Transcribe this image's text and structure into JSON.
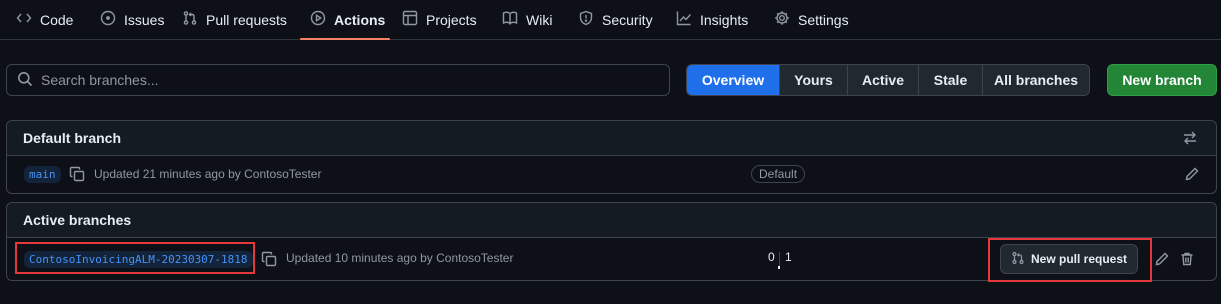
{
  "nav": {
    "items": [
      {
        "label": "Code",
        "icon": "code-icon"
      },
      {
        "label": "Issues",
        "icon": "issue-icon"
      },
      {
        "label": "Pull requests",
        "icon": "pull-request-icon"
      },
      {
        "label": "Actions",
        "icon": "play-icon",
        "selected": true
      },
      {
        "label": "Projects",
        "icon": "table-icon"
      },
      {
        "label": "Wiki",
        "icon": "book-icon"
      },
      {
        "label": "Security",
        "icon": "shield-icon"
      },
      {
        "label": "Insights",
        "icon": "graph-icon"
      },
      {
        "label": "Settings",
        "icon": "gear-icon"
      }
    ]
  },
  "search": {
    "placeholder": "Search branches..."
  },
  "filters": {
    "tabs": [
      "Overview",
      "Yours",
      "Active",
      "Stale",
      "All branches"
    ],
    "active": "Overview"
  },
  "new_branch_label": "New branch",
  "default_section": {
    "title": "Default branch",
    "branch": {
      "name": "main",
      "updated_text": "Updated 21 minutes ago by ContosoTester",
      "badge": "Default"
    }
  },
  "active_section": {
    "title": "Active branches",
    "branch": {
      "name": "ContosoInvoicingALM-20230307-1818",
      "updated_text": "Updated 10 minutes ago by ContosoTester",
      "behind": "0",
      "ahead": "1",
      "pr_label": "New pull request"
    }
  },
  "colors": {
    "accent": "#1f6feb",
    "primary_button": "#238636",
    "selected_underline": "#f78166",
    "highlight_box": "#e5383b",
    "branch_link": "#4493f8"
  }
}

======

What is expected:
Read the entries above, then pull out the lines that include "name".

Result of this exercise:
      "name": "main",
      "name": "ContosoInvoicingALM-20230307-1818",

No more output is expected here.